→ YOUR OBJECTIVE: Format the stretch of entries from the line containing "reference-entry: Toomey, D.R." through the line containing "reference-entry: Titus, S.J., DeMets, C." as a numbered list, omitting any blank lines. Include only those lines.
══ RECORDS SUPPLIED ══
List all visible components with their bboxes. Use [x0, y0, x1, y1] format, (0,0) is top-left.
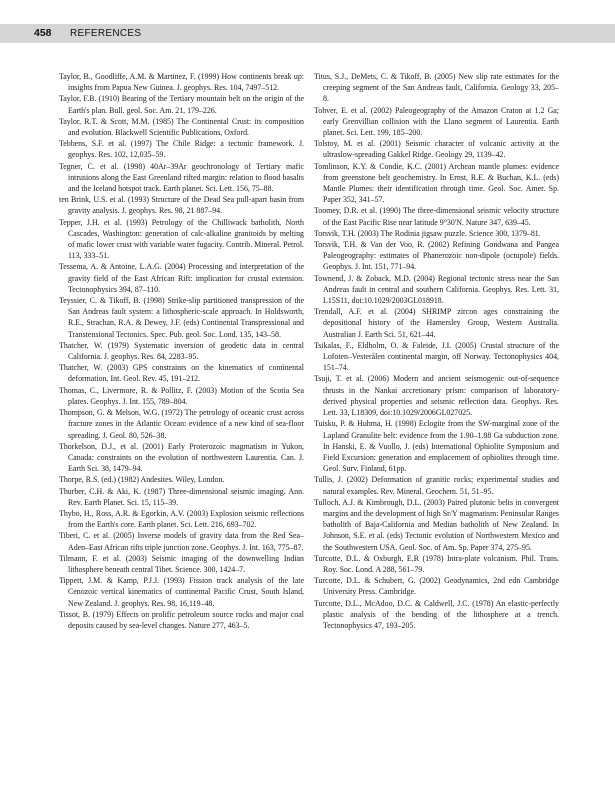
reference-entry: Toomey, D.R. et al. (1990) The three-dimensional seismic velocity structure of the East Pacific Rise near latitude 9°30'N. Nature 347, 639–45.	[314, 206, 559, 227]
reference-entry: Titus, S.J., DeMets, C. & Tikoff, B. (2005) New slip rate estimates for the creeping segment of the San Andreas fault, California. Geology 33, 205–8.	[314, 72, 559, 104]
reference-entry: Turcotte, D.L., McAdoo, D.C. & Caldwell, J.C. (1978) An elastic-perfectly plastic analysis of the bending of the lithosphere at a trench. Tectonophysics 47, 193–205.	[314, 598, 559, 630]
reference-entry: Trendall, A.F. et al. (2004) SHRIMP zircon ages constraining the depositional history of the Hamersley Group, Western Australia. Australian J. Earth Sci. 51, 621–44.	[314, 307, 559, 339]
reference-entry: Turcotte, D.L. & Schubert, G. (2002) Geodynamics, 2nd edn Cambridge University Press. Cambridge.	[314, 576, 559, 597]
page-header-bar	[0, 24, 615, 43]
page-number: 458	[34, 27, 52, 39]
references-right-column	[314, 71, 559, 631]
reference-entry: Thorpe, R.S. (ed.) (1982) Andesites. Wiley, London.	[59, 475, 225, 485]
reference-entry: Tilmann, F. et al. (2003) Seismic imaging of the downwelling Indian lithosphere beneath central Tibet. Science. 300, 1424–7.	[59, 553, 304, 574]
reference-entry: ten Brink, U.S. et al. (1993) Structure of the Dead Sea pull-apart basin from gravity analysis. J. geophys. Res. 98, 21 887–94.	[59, 195, 304, 216]
reference-entry: Thompson, G. & Melson, W.G. (1972) The petrology of oceanic crust across fracture zones in the Atlantic Ocean: evidence of a new kind of sea-floor spreading. J. Geol. 80, 526–38.	[59, 408, 304, 440]
reference-entry: Taylor, F.B. (1910) Bearing of the Tertiary mountain belt on the origin of the Earth's plan. Bull. geol. Soc. Am. 21, 179–226.	[59, 94, 304, 115]
reference-entry: Torsvik, T.H. (2003) The Rodinia jigsaw puzzle. Science 300, 1379–81.	[314, 228, 541, 238]
reference-entry: Turcotte, D.L. & Oxburgh, E.R (1978) Intra-plate volcanism. Phil. Trans. Roy. Soc. Lond. A 288, 561–79.	[314, 553, 559, 574]
reference-entry: Townend, J. & Zoback, M.D. (2004) Regional tectonic stress near the San Andreas fault in central and southern California. Geophys. Res. Lett. 31, L15S11, doi:10.1029/2003GL018918.	[314, 273, 559, 306]
reference-entry: Tsuji, T. et al. (2006) Modern and ancient seismogenic out-of-sequence thrusts in the Nankai accretionary prism: comparison of laboratory-derived physical properties and seismic reflection data. Geophys. Res. Lett. 33, L18309, doi:10.1029/2006GL027025.	[314, 374, 559, 418]
reference-entry: Tuisku, P. & Huhma, H. (1998) Eclogite from the SW-marginal zone of the Lapland Granulite belt: evidence from the 1.90–1.88 Ga subduction zone. In Hanski, E. & Vuollo, J. (eds) International Ophiolite Symposium and Field Excursion: generation and emplacement of ophiolites through time. Geol. Surv. Finland, 61pp.	[314, 419, 559, 474]
reference-entry: Teyssier, C. & Tikoff, B. (1998) Strike-slip partitioned transpression of the San Andreas fault system: a lithospheric-scale approach. In Holdsworth, R.E., Strachan, R.A. & Dewey, J.F. (eds) Continental Transpressional and Transtensional Tectonics. Spec. Pub. geol. Soc. Lond. 135, 143–58.	[59, 296, 304, 339]
reference-entry: Thybo, H., Ross, A.R. & Egorkin, A.V. (2003) Explosion seismic reflections from the Earth's core. Earth planet. Sci. Lett. 216, 693–702.	[59, 508, 304, 530]
reference-entry: Tegner, C. et al. (1998) 40Ar–39Ar geochronology of Tertiary mafic intrusions along the East Greenland rifted margin: relation to flood basalts and the Iceland hotspot track. Earth planet. Sci. Lett. 156, 75–88.	[59, 161, 304, 194]
reference-entry: Tessema, A. & Antoine, L.A.G. (2004) Processing and interpretation of the gravity field of the East African Rift: implication for crustal extension. Tectonophysics 394, 87–110.	[59, 262, 304, 294]
reference-entry: Tomlinson, K.Y. & Condie, K.C. (2001) Archean mantle plumes: evidence from greenstone belt geochemistry. In Ernst, R.E. & Buchan, K.L. (eds) Mantle Plumes: their identification through time. Geol. Soc. Amer. Sp. Paper 352, 341–57.	[314, 161, 559, 205]
reference-entry: Tepper, J.H. et al. (1993) Petrology of the Chilliwack batholith, North Cascades, Washington: generation of calc-alkaline granitoids by melting of mafic lower crust with variable water fugacity. Contrib. Mineral. Petrol. 113, 333–51.	[59, 217, 304, 261]
reference-entry: Thatcher, W. (2003) GPS constraints on the kinematics of continental deformation. Int. Geol. Rev. 45, 191–212.	[59, 363, 304, 384]
reference-entry: Tulloch, A.J. & Kimbrough, D.L. (2003) Paired plutonic belts in convergent margins and the development of high Sr/Y magmatism: Peninsular Ranges batholith of Baja-California and Median batholith of New Zealand. In Johnson, S.E. et al. (eds) Tectonic evolution of Northwestern Mexico and the Southwestern USA. Geol. Soc. of Am. Sp. Paper 374, 275–95.	[314, 497, 559, 552]
reference-entry: Tsikalas, F., Eldholm, O. & Faleide, J.I. (2005) Crustal structure of the Lofoten–Vesterålen continental margin, off Norway. Tectonophysics 404, 151–74.	[314, 340, 559, 373]
reference-entry: Tohver, E. et al. (2002) Paleogeography of the Amazon Craton at 1.2 Ga; early Grenvillian collision with the Llano segment of Laurentia. Earth planet. Sci. Lett. 199, 185–200.	[314, 105, 559, 138]
reference-entry: Tullis, J. (2002) Deformation of granitic rocks; experimental studies and natural examples. Rev. Mineral. Geochem. 51, 51–95.	[314, 475, 559, 496]
reference-entry: Thorkelson, D.J., et al. (2001) Early Proterozoic magmatism in Yukon, Canada: constraints on the evolution of northwestern Laurentia. Can. J. Earth Sci. 38, 1479–94.	[59, 441, 304, 474]
reference-entry: Tissot, B. (1979) Effects on prolific petroleum source rocks and major coal deposits caused by sea-level changes. Nature 277, 463–5.	[59, 609, 304, 630]
reference-entry: Tebbens, S.F. et al. (1997) The Chile Ridge: a tectonic framework. J. geophys. Res. 102, 12,035–59.	[59, 139, 304, 160]
reference-entry: Tiberi, C. et al. (2005) Inverse models of gravity data from the Red Sea–Aden–East African rifts triple junction zone. Geophys. J. Int. 163, 775–87.	[59, 531, 304, 552]
reference-entry: Taylor, B., Goodliffe, A.M. & Martinez, F. (1999) How continents break up: insights from Papua New Guinea. J. geophys. Res. 104, 7497–512.	[59, 72, 304, 93]
reference-entry: Thomas, C., Livermore, R. & Pollitz, F. (2003) Motion of the Scotia Sea plates. Geophys. J. Int. 155, 789–804.	[59, 385, 304, 406]
section-title: REFERENCES	[70, 28, 142, 39]
reference-entry: Tolstoy, M. et al. (2001) Seismic character of volcanic activity at the ultraslow-spreading Gakkel Ridge. Geology 29, 1139–42.	[314, 139, 559, 160]
reference-entry: Thurber, C.H. & Aki, K. (1987) Three-dimensional seismic imaging. Ann. Rev. Earth Planet. Sci. 15, 115–39.	[59, 486, 304, 507]
references-left-column	[59, 71, 304, 631]
reference-entry: Taylor, R.T. & Scott, M.M. (1985) The Continental Crust: its composition and evolution. Blackwell Scientific Publications, Oxford.	[59, 116, 304, 138]
reference-entry: Thatcher, W. (1979) Systematic inversion of geodetic data in central California. J. geophys. Res. 84, 2283–95.	[59, 340, 304, 362]
reference-entry: Torsvik, T.H. & Van der Voo, R. (2002) Refining Gondwana and Pangea Paleogeography: estimates of Phanerozoic non-dipole (octupole) fields. Geophys. J. Int. 151, 771–94.	[314, 240, 559, 272]
reference-entry: Tippett, J.M. & Kamp, P.J.J. (1993) Fission track analysis of the late Cenozoic vertical kinematics of continental Pacific Crust, South Island, New Zealand. J. geophys. Res. 98, 16,119–48.	[59, 576, 304, 608]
═══
→ REPLY:
1. reference-entry: Toomey, D.R. et al. (1990) The three-dimensional seismic velocity structure of the East Pacific Rise near latitude 9°30'N. Nature 347, 639–45.	[314, 206, 559, 227]
2. reference-entry: Titus, S.J., DeMets, C. & Tikoff, B. (2005) New slip rate estimates for the creeping segment of the San Andreas fault, California. Geology 33, 205–8.	[314, 72, 559, 104]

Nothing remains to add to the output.